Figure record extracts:
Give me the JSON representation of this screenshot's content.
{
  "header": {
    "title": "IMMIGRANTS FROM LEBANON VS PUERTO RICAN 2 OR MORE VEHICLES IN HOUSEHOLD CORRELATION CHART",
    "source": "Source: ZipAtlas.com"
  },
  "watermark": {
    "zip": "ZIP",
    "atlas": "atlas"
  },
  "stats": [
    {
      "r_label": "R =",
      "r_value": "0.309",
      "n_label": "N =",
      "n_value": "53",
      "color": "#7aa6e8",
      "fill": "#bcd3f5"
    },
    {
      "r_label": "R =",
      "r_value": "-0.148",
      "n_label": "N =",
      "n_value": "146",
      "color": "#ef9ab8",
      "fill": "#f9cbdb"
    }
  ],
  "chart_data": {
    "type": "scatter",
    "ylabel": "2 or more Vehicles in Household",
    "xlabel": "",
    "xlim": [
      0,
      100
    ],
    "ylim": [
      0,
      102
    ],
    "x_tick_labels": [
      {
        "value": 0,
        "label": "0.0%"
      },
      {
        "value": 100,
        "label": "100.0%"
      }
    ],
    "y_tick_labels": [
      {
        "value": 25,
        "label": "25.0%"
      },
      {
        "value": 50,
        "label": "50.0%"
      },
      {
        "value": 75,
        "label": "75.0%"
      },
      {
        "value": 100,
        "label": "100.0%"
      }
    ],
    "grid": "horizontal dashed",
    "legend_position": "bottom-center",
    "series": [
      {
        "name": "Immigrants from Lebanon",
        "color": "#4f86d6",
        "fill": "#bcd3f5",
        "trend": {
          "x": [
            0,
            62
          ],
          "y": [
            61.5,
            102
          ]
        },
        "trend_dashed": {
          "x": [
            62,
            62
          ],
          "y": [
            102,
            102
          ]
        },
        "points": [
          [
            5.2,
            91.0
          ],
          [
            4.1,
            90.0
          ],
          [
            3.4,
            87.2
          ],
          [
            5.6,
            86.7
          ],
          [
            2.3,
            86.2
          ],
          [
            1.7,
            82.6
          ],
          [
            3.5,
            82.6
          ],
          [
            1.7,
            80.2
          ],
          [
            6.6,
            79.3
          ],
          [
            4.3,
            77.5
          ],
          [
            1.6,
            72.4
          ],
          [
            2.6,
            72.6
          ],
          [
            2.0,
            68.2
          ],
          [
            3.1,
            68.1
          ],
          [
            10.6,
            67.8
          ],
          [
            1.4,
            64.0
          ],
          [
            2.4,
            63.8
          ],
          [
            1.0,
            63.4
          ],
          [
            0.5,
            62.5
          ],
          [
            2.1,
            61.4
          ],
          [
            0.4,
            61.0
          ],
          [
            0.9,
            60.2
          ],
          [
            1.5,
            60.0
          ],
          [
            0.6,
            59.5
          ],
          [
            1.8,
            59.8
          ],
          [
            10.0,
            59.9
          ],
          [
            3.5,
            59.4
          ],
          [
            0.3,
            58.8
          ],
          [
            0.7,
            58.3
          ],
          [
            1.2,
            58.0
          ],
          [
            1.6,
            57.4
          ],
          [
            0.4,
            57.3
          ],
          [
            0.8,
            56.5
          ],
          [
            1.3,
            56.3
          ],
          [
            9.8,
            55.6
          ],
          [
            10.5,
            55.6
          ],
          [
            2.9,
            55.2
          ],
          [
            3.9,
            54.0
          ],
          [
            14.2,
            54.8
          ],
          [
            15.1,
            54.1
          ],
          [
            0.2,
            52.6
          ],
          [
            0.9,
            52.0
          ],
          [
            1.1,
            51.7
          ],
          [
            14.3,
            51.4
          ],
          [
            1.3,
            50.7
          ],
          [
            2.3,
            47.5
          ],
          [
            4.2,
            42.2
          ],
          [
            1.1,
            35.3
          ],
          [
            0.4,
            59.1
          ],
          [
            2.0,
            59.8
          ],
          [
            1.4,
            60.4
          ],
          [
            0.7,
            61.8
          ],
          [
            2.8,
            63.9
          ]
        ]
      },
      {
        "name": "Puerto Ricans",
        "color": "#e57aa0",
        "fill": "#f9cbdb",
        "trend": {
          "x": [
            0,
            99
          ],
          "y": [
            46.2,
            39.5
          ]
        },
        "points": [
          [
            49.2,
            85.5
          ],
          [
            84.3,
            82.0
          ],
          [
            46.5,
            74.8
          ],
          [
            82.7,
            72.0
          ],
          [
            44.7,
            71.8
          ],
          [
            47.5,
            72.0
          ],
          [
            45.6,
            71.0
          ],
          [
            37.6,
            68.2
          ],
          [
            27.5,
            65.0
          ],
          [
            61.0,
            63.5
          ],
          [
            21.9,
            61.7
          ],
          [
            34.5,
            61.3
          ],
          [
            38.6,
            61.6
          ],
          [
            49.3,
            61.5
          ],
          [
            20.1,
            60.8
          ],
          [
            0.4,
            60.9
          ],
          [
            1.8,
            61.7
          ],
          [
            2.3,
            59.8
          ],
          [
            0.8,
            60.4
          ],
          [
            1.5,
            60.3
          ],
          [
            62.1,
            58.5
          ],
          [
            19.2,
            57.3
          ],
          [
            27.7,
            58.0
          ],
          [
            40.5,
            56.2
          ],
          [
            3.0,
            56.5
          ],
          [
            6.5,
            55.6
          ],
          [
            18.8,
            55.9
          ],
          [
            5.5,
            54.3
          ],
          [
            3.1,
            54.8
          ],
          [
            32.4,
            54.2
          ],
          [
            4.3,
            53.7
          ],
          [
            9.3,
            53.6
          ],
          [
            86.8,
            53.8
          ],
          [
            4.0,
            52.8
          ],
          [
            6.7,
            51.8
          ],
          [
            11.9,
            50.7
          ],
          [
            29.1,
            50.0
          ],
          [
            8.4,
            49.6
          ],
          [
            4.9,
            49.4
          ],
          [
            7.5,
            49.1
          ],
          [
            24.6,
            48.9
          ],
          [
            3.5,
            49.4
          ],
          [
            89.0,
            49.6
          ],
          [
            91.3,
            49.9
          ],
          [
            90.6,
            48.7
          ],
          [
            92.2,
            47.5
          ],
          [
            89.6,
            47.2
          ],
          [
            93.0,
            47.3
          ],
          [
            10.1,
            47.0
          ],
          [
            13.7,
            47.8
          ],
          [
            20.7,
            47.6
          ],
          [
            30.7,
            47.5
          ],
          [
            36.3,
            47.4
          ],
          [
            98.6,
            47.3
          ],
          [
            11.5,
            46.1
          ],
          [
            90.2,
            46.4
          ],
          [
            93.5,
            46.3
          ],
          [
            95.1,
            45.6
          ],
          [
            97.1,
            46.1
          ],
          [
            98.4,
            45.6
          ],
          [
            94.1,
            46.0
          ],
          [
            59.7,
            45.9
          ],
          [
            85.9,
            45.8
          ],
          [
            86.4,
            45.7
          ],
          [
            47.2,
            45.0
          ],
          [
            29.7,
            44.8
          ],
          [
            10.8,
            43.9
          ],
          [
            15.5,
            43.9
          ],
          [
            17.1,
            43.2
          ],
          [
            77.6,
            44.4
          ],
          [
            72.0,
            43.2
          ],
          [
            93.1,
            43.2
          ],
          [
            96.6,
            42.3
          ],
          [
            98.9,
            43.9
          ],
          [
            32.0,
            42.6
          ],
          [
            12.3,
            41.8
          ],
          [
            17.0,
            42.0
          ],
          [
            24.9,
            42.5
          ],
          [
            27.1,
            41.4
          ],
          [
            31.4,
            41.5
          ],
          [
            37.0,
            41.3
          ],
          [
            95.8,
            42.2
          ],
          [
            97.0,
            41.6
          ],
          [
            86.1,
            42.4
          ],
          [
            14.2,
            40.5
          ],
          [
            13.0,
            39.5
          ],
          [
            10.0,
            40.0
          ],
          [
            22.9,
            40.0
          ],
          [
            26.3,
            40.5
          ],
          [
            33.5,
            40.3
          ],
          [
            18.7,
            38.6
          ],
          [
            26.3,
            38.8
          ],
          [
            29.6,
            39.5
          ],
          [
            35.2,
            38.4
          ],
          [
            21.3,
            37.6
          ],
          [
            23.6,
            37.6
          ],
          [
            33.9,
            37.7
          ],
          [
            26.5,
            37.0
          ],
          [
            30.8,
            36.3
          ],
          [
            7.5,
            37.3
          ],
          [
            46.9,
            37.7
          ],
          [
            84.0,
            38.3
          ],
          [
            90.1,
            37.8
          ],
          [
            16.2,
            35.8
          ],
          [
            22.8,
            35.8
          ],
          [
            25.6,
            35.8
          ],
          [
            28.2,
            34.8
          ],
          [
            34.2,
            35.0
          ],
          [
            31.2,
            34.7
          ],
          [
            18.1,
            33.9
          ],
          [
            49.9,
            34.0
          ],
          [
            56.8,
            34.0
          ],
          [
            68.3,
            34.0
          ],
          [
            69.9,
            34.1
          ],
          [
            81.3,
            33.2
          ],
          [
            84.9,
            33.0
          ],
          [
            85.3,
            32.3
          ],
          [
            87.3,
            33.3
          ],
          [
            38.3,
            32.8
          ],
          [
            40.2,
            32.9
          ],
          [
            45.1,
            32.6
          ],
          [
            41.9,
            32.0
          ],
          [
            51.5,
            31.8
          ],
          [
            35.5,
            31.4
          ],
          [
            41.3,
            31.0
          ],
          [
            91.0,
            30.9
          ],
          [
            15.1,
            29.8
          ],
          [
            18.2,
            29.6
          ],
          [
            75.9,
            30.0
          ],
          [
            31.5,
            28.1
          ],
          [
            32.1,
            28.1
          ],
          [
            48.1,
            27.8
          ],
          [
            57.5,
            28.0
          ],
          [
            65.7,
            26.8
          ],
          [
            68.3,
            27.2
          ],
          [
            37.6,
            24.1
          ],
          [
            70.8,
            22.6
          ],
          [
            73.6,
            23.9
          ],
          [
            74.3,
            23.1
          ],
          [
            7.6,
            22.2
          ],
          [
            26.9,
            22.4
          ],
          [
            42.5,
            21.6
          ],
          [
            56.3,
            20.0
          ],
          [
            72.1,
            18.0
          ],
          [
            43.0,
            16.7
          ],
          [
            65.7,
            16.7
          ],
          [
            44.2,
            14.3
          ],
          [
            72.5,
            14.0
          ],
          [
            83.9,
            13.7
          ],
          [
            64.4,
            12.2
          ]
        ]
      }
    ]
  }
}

* **Work to do**: Go over the records above line by line and count those holding the word "name". Reply only with the number.

* **Output of the task**: 2